(Data entries for graphics)
------------

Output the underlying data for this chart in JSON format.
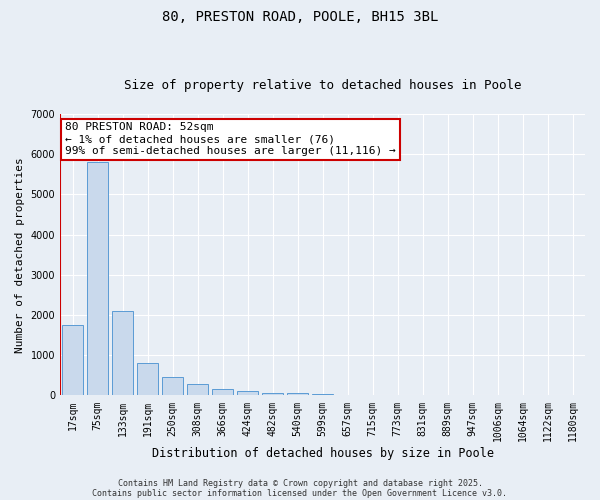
{
  "title_line1": "80, PRESTON ROAD, POOLE, BH15 3BL",
  "title_line2": "Size of property relative to detached houses in Poole",
  "xlabel": "Distribution of detached houses by size in Poole",
  "ylabel": "Number of detached properties",
  "categories": [
    "17sqm",
    "75sqm",
    "133sqm",
    "191sqm",
    "250sqm",
    "308sqm",
    "366sqm",
    "424sqm",
    "482sqm",
    "540sqm",
    "599sqm",
    "657sqm",
    "715sqm",
    "773sqm",
    "831sqm",
    "889sqm",
    "947sqm",
    "1006sqm",
    "1064sqm",
    "1122sqm",
    "1180sqm"
  ],
  "values": [
    1750,
    5800,
    2100,
    800,
    450,
    280,
    170,
    100,
    70,
    50,
    30,
    20,
    10,
    5,
    4,
    3,
    3,
    2,
    2,
    2,
    2
  ],
  "bar_color": "#c9d9ec",
  "bar_edge_color": "#5b9bd5",
  "ylim": [
    0,
    7000
  ],
  "yticks": [
    0,
    1000,
    2000,
    3000,
    4000,
    5000,
    6000,
    7000
  ],
  "annotation_text": "80 PRESTON ROAD: 52sqm\n← 1% of detached houses are smaller (76)\n99% of semi-detached houses are larger (11,116) →",
  "annotation_box_color": "#ffffff",
  "annotation_box_edge_color": "#cc0000",
  "bg_color": "#e8eef5",
  "grid_color": "#ffffff",
  "footer_line1": "Contains HM Land Registry data © Crown copyright and database right 2025.",
  "footer_line2": "Contains public sector information licensed under the Open Government Licence v3.0.",
  "title_fontsize": 10,
  "subtitle_fontsize": 9,
  "tick_fontsize": 7,
  "xlabel_fontsize": 8.5,
  "ylabel_fontsize": 8,
  "footer_fontsize": 6,
  "annotation_fontsize": 8
}
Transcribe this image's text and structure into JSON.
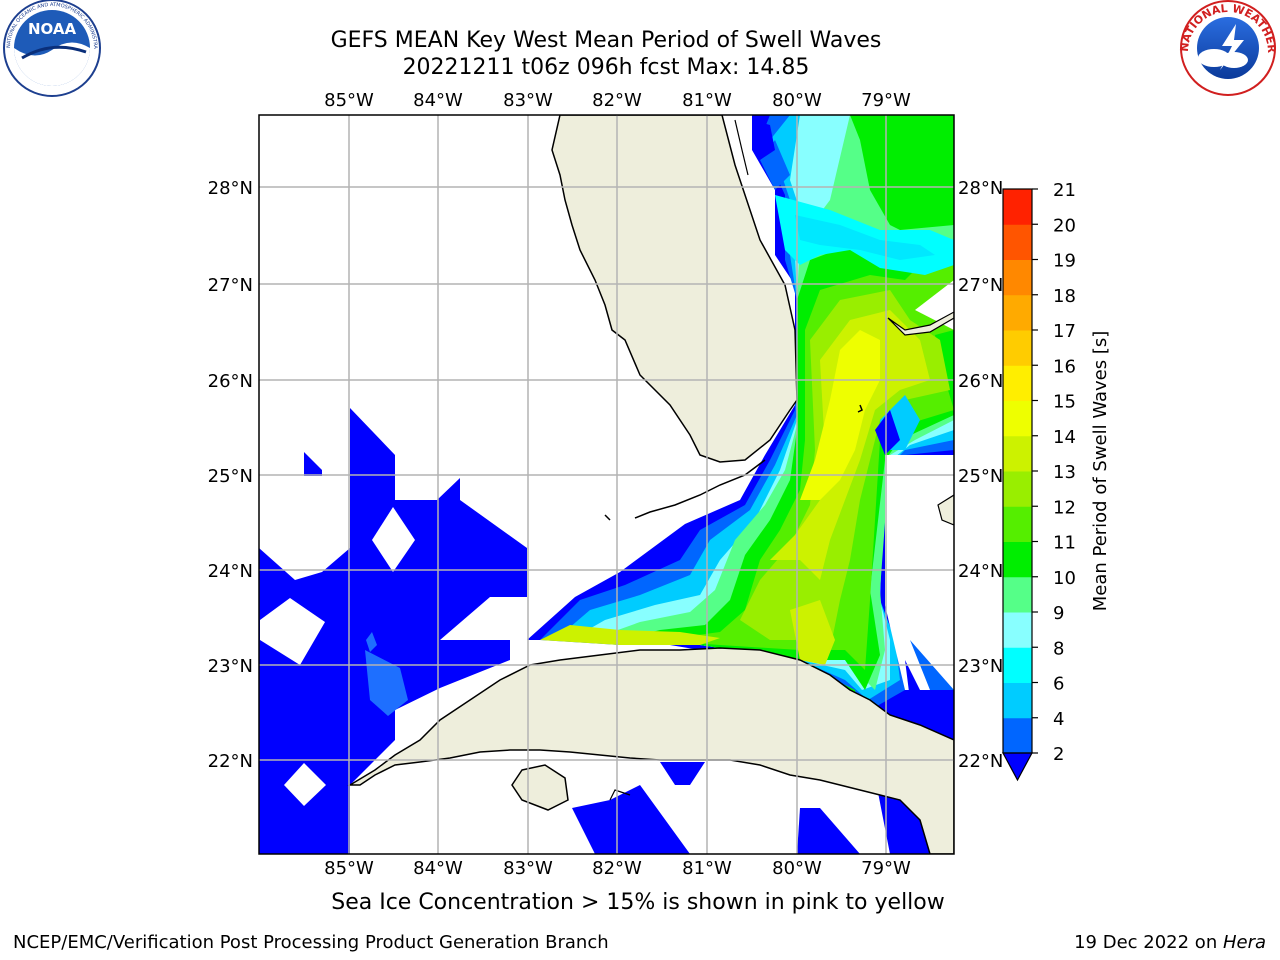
{
  "header": {
    "title_line1": "GEFS MEAN Key West Mean Period of Swell Waves",
    "title_line2": "20221211 t06z 096h fcst   Max: 14.85"
  },
  "logos": {
    "left": {
      "name": "noaa-logo",
      "text": "NOAA",
      "ring_text": "NATIONAL OCEANIC AND ATMOSPHERIC ADMINISTRATION · U.S. DEPARTMENT OF COMMERCE"
    },
    "right": {
      "name": "nws-logo",
      "ring_text": "NATIONAL WEATHER SERVICE"
    }
  },
  "map": {
    "lon_ticks": [
      "85°W",
      "84°W",
      "83°W",
      "82°W",
      "81°W",
      "80°W",
      "79°W"
    ],
    "lat_ticks": [
      "28°N",
      "27°N",
      "26°N",
      "25°N",
      "24°N",
      "23°N",
      "22°N"
    ],
    "lon_range": [
      -86.0,
      -78.25
    ],
    "lat_range": [
      21.1,
      28.8
    ],
    "colors": {
      "land": "#eeeedc",
      "ocean": "#ffffff",
      "grid": "#b4b4b4"
    }
  },
  "colorbar": {
    "label": "Mean Period of Swell Waves [s]",
    "ticks": [
      "2",
      "4",
      "6",
      "8",
      "9",
      "10",
      "11",
      "12",
      "13",
      "14",
      "15",
      "16",
      "17",
      "18",
      "19",
      "20",
      "21"
    ],
    "colors": [
      "#0000ff",
      "#0066ff",
      "#00ccff",
      "#00ffff",
      "#88ffff",
      "#55ff88",
      "#00ee00",
      "#55ee00",
      "#99ee00",
      "#ccf200",
      "#eeff00",
      "#ffee00",
      "#ffcc00",
      "#ffaa00",
      "#ff8800",
      "#ff5500",
      "#ff2200",
      "#ff0000"
    ]
  },
  "caption": "Sea Ice Concentration > 15% is shown in pink to yellow",
  "footer": {
    "left": "NCEP/EMC/Verification Post Processing Product Generation Branch",
    "right_prefix": "19 Dec 2022 on ",
    "right_italic": "Hera"
  }
}
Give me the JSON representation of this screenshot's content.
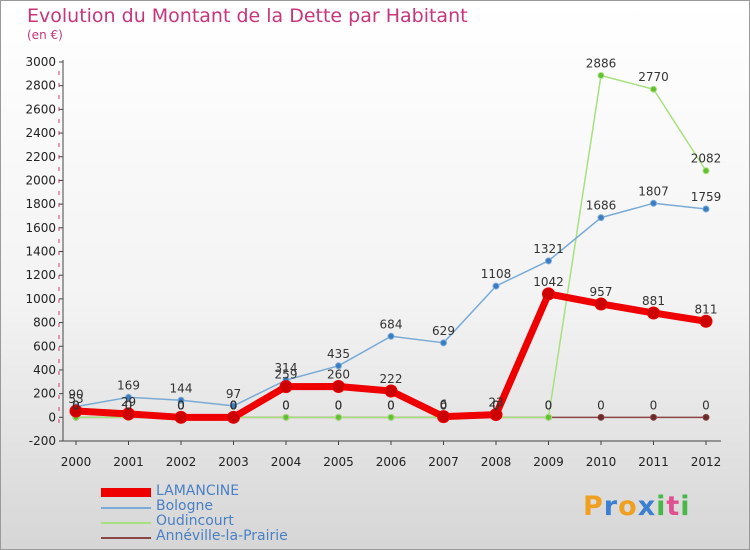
{
  "title": "Evolution du Montant de la Dette par Habitant",
  "subtitle": "(en €)",
  "logo": {
    "letters": [
      "P",
      "r",
      "o",
      "x",
      "i",
      "t",
      "i"
    ],
    "colors": [
      "#f0a020",
      "#3c7fd0",
      "#f0a020",
      "#3c7fd0",
      "#48b848",
      "#e05090",
      "#48b848"
    ]
  },
  "chart_data": {
    "type": "line",
    "title": "Evolution du Montant de la Dette par Habitant",
    "ylabel": "(en €)",
    "xlabel": "",
    "x": [
      "2000",
      "2001",
      "2002",
      "2003",
      "2004",
      "2005",
      "2006",
      "2007",
      "2008",
      "2009",
      "2010",
      "2011",
      "2012"
    ],
    "ylim": [
      -200,
      3000
    ],
    "yticks": [
      -200,
      0,
      200,
      400,
      600,
      800,
      1000,
      1200,
      1400,
      1600,
      1800,
      2000,
      2200,
      2400,
      2600,
      2800,
      3000
    ],
    "grid": false,
    "legend": "bottom-left",
    "series": [
      {
        "name": "LAMANCINE",
        "color": "#ee0000",
        "point_color": "#cc0000",
        "width": 7,
        "marker": 6,
        "values": [
          53,
          29,
          0,
          0,
          259,
          260,
          222,
          6,
          23,
          1042,
          957,
          881,
          811
        ],
        "labels": [
          "53",
          "29",
          "0",
          "0",
          "259",
          "260",
          "222",
          "6",
          "23",
          "1042",
          "957",
          "881",
          "811"
        ]
      },
      {
        "name": "Bologne",
        "color": "#7aabd6",
        "point_color": "#3a7cc2",
        "width": 1.5,
        "marker": 3,
        "values": [
          90,
          169,
          144,
          97,
          314,
          435,
          684,
          629,
          1108,
          1321,
          1686,
          1807,
          1759
        ],
        "labels": [
          "90",
          "169",
          "144",
          "97",
          "314",
          "435",
          "684",
          "629",
          "1108",
          "1321",
          "1686",
          "1807",
          "1759"
        ]
      },
      {
        "name": "Oudincourt",
        "color": "#a8e080",
        "point_color": "#60c030",
        "width": 1.5,
        "marker": 3,
        "values": [
          0,
          0,
          0,
          0,
          0,
          0,
          0,
          0,
          0,
          0,
          2886,
          2770,
          2082
        ],
        "labels": [
          "0",
          "0",
          "0",
          "0",
          "0",
          "0",
          "0",
          "0",
          "0",
          "0",
          "2886",
          "2770",
          "2082"
        ]
      },
      {
        "name": "Annéville-la-Prairie",
        "color": "#8a4545",
        "point_color": "#6a2a2a",
        "width": 1.5,
        "marker": 3,
        "values": [
          0,
          0,
          0,
          0,
          0,
          0,
          0,
          0,
          0,
          0,
          0,
          0,
          0
        ],
        "labels": [
          "0",
          "0",
          "0",
          "0",
          "0",
          "0",
          "0",
          "0",
          "0",
          "0",
          "0",
          "0",
          "0"
        ]
      }
    ]
  }
}
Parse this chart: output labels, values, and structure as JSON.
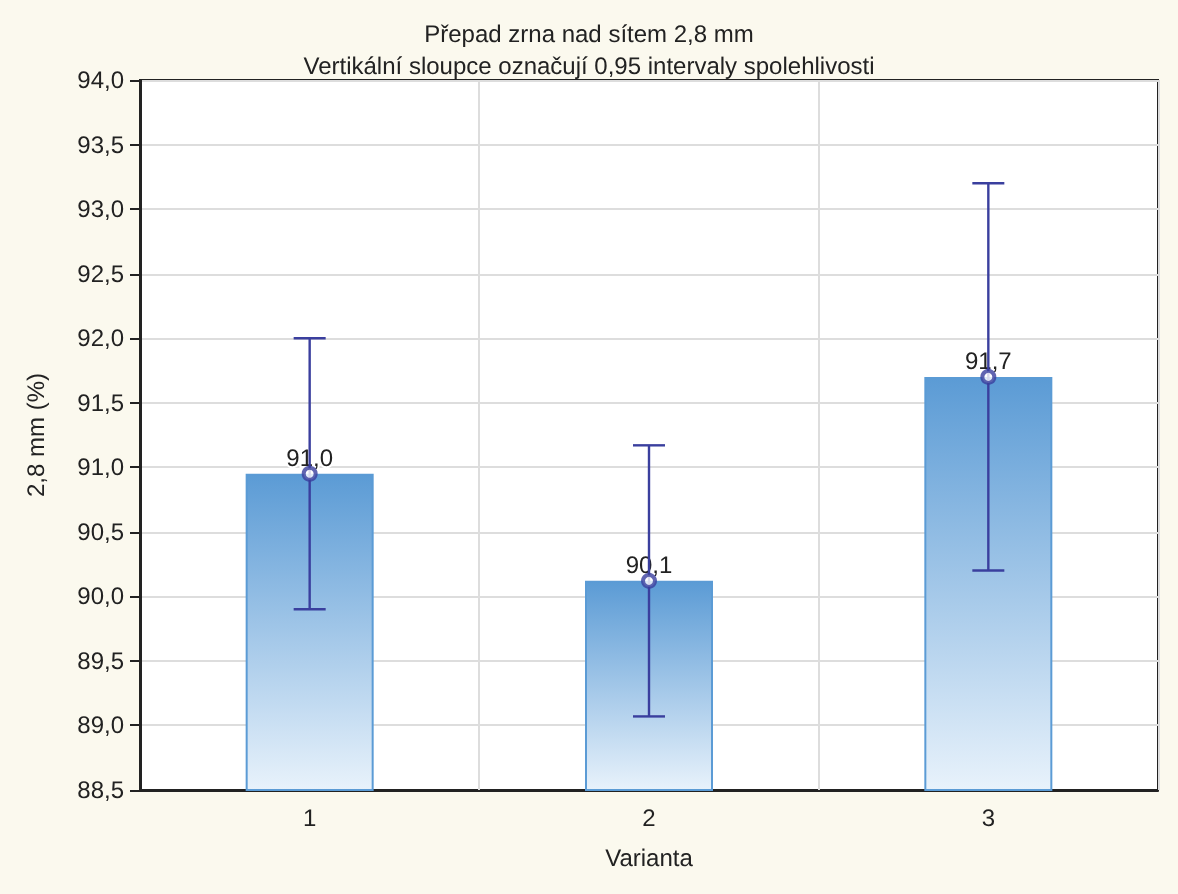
{
  "chart_data": {
    "type": "bar",
    "title": "Přepad zrna nad sítem 2,8 mm",
    "subtitle": "Vertikální sloupce označují 0,95 intervaly spolehlivosti",
    "xlabel": "Varianta",
    "ylabel": "2,8 mm (%)",
    "categories": [
      "1",
      "2",
      "3"
    ],
    "series": [
      {
        "color": "#5b9bd5",
        "values": [
          90.95,
          90.12,
          91.7
        ],
        "errors": [
          [
            89.9,
            92.0
          ],
          [
            89.07,
            91.17
          ],
          [
            90.2,
            93.2
          ]
        ],
        "value_labels": [
          "91,0",
          "90,1",
          "91,7"
        ]
      },
      {
        "type": "scatter",
        "color": "#3a3f9e",
        "x": [
          "1",
          "2",
          "3"
        ],
        "values": [
          90.95,
          90.12,
          91.7
        ]
      }
    ],
    "ylim": [
      88.5,
      94.0
    ],
    "yticks": [
      {
        "value": 88.5,
        "label": "88,5"
      },
      {
        "value": 89.0,
        "label": "89,0"
      },
      {
        "value": 89.5,
        "label": "89,5"
      },
      {
        "value": 90.0,
        "label": "90,0"
      },
      {
        "value": 90.5,
        "label": "90,5"
      },
      {
        "value": 91.0,
        "label": "91,0"
      },
      {
        "value": 91.5,
        "label": "91,5"
      },
      {
        "value": 92.0,
        "label": "92,0"
      },
      {
        "value": 92.5,
        "label": "92,5"
      },
      {
        "value": 93.0,
        "label": "93,0"
      },
      {
        "value": 93.5,
        "label": "93,5"
      },
      {
        "value": 94.0,
        "label": "94,0"
      }
    ],
    "grid": true,
    "marker": "circle"
  }
}
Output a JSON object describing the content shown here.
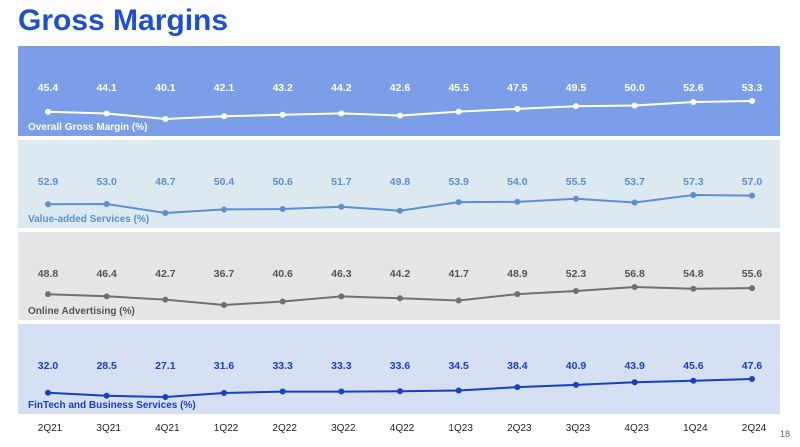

------------

* **Problem requirements**: Above are the records. Copy every line in them holding "structure".

* **Expected answer**:
Transcribe this image's text and structure into JSON.
Parse this chart: output labels, values, and structure as JSON.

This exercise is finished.